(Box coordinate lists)
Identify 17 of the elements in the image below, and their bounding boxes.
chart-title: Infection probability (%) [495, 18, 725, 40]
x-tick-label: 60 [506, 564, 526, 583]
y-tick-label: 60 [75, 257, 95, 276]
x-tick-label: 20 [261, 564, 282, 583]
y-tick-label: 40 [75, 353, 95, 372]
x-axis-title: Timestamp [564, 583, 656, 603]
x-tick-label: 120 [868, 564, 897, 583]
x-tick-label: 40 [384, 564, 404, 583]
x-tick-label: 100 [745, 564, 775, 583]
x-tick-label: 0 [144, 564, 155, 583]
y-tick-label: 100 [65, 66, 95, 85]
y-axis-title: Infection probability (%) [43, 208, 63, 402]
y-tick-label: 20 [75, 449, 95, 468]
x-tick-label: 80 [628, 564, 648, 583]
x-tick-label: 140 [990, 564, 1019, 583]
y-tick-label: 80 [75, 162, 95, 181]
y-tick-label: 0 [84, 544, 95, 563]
...
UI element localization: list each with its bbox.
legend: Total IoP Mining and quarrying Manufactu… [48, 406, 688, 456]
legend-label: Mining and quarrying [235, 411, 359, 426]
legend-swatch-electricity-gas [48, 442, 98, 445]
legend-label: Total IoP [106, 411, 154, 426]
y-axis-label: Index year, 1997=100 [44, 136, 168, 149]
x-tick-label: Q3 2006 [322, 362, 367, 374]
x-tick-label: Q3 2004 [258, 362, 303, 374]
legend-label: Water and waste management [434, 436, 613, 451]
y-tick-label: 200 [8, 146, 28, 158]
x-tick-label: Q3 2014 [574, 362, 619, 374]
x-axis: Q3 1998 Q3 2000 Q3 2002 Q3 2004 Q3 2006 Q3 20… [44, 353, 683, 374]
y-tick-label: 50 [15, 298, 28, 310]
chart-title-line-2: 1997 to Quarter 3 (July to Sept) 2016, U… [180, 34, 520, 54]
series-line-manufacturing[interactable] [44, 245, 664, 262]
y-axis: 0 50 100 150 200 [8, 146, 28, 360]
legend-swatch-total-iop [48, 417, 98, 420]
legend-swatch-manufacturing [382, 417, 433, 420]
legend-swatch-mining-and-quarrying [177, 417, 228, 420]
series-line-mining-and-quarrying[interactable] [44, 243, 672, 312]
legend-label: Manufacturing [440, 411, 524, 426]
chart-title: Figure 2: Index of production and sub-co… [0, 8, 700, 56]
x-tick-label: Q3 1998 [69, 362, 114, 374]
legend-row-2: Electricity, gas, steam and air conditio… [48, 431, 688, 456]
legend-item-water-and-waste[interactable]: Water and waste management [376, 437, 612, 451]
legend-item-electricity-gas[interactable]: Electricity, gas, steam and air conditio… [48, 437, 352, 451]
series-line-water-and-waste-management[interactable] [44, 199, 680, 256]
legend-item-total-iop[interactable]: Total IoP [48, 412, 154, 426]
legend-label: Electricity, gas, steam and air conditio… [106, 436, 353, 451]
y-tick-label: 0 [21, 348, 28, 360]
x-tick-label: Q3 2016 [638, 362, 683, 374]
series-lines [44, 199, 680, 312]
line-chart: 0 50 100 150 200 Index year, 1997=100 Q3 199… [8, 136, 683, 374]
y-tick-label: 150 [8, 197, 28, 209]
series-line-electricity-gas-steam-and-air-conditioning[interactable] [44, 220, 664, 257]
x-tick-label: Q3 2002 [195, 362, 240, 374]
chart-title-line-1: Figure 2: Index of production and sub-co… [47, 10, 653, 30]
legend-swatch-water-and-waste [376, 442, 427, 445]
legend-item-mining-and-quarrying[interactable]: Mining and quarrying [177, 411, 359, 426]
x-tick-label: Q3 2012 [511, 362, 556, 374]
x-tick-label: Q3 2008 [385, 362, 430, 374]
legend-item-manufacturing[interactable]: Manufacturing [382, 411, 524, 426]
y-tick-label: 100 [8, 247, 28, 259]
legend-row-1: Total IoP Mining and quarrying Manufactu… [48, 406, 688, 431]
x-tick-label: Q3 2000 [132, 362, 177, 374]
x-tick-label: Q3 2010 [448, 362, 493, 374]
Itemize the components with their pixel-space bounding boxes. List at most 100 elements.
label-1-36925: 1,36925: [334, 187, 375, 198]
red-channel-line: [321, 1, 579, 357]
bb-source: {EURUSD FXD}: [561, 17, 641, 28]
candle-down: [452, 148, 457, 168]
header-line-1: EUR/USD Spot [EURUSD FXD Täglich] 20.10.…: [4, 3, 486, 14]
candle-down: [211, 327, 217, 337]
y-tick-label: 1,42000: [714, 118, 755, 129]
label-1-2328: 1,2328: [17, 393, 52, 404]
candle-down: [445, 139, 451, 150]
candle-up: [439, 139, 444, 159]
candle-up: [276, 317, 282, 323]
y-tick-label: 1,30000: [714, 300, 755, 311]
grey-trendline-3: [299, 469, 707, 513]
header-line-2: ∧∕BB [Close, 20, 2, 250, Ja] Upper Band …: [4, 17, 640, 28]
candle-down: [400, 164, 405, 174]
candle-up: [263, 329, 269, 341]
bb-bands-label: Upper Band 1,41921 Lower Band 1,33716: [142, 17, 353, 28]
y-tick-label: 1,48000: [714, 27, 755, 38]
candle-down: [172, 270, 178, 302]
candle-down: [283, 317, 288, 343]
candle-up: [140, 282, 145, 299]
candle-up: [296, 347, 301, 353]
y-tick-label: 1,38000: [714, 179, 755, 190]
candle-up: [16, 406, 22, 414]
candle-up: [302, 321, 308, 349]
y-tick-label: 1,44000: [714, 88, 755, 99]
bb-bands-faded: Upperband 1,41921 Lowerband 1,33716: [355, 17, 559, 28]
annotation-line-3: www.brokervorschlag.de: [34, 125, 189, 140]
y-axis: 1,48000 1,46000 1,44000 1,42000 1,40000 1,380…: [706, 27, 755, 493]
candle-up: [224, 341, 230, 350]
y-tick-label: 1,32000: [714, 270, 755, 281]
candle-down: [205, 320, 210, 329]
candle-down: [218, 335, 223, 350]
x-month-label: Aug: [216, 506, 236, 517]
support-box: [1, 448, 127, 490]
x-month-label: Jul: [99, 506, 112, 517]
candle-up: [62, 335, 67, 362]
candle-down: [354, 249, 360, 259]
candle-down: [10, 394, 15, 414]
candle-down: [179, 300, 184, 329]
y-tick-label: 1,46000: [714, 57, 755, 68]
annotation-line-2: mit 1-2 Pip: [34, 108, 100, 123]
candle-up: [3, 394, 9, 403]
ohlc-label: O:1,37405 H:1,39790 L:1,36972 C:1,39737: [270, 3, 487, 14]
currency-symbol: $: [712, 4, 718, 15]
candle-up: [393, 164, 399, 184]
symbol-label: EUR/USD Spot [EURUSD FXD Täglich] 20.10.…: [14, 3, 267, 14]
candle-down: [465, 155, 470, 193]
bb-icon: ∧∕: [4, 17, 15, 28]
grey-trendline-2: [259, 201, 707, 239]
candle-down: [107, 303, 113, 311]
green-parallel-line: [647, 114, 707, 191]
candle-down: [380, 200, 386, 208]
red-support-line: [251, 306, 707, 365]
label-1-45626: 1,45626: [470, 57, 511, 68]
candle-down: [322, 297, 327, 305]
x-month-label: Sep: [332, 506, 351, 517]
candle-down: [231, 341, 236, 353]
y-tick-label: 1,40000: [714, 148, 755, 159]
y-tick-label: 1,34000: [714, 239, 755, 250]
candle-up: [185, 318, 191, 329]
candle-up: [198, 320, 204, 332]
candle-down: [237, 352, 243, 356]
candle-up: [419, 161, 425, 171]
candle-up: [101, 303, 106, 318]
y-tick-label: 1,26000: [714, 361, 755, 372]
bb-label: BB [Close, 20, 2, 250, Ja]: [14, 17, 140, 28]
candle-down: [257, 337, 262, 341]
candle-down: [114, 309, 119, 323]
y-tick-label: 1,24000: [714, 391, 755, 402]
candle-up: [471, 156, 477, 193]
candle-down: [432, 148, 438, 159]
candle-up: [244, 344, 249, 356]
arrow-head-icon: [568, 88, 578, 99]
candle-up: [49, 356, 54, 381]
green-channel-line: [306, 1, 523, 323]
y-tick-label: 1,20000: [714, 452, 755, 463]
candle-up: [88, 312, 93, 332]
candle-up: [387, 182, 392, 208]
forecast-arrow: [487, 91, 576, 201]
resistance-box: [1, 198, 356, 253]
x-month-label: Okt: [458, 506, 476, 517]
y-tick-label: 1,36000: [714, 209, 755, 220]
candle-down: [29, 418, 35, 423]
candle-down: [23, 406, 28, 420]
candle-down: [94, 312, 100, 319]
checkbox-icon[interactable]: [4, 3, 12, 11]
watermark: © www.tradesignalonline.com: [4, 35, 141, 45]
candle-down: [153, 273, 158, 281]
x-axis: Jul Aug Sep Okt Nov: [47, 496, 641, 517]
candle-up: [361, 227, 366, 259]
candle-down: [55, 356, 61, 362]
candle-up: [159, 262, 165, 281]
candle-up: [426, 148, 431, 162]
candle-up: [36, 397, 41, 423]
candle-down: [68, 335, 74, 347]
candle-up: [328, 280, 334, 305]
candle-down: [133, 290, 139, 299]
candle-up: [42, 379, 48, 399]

*TASK DIRECTIONS*
Could you format the data from the line with "UI element localization: list" through the line with "legend-swatch-total-iop [48, 417, 98, 420]" as a Markdown table with two columns, Row and Entry, numbering each line and omitting any blank ones?

*RESPONSE TO THE TASK*
| Row | Entry |
|---|---|
| 1 | UI element localization: list each with its bbox. |
| 2 | legend: Total IoP Mining and quarrying Manufactu… [48, 406, 688, 456] |
| 3 | legend-label: Mining and quarrying [235, 411, 359, 426] |
| 4 | legend-swatch-electricity-gas [48, 442, 98, 445] |
| 5 | legend-label: Total IoP [106, 411, 154, 426] |
| 6 | y-axis-label: Index year, 1997=100 [44, 136, 168, 149] |
| 7 | x-tick-label: Q3 2006 [322, 362, 367, 374] |
| 8 | x-tick-label: Q3 2004 [258, 362, 303, 374] |
| 9 | legend-label: Water and waste management [434, 436, 613, 451] |
| 10 | y-tick-label: 200 [8, 146, 28, 158] |
| 11 | x-tick-label: Q3 2014 [574, 362, 619, 374] |
| 12 | x-axis: Q3 1998 Q3 2000 Q3 2002 Q3 2004 Q3 2006 Q3 20… [44, 353, 683, 374] |
| 13 | y-tick-label: 50 [15, 298, 28, 310] |
| 14 | chart-title-line-2: 1997 to Quarter 3 (July to Sept) 2016, U… [180, 34, 520, 54] |
| 15 | series-line-manufacturing[interactable] [44, 245, 664, 262] |
| 16 | y-axis: 0 50 100 150 200 [8, 146, 28, 360] |
| 17 | legend-swatch-total-iop [48, 417, 98, 420] |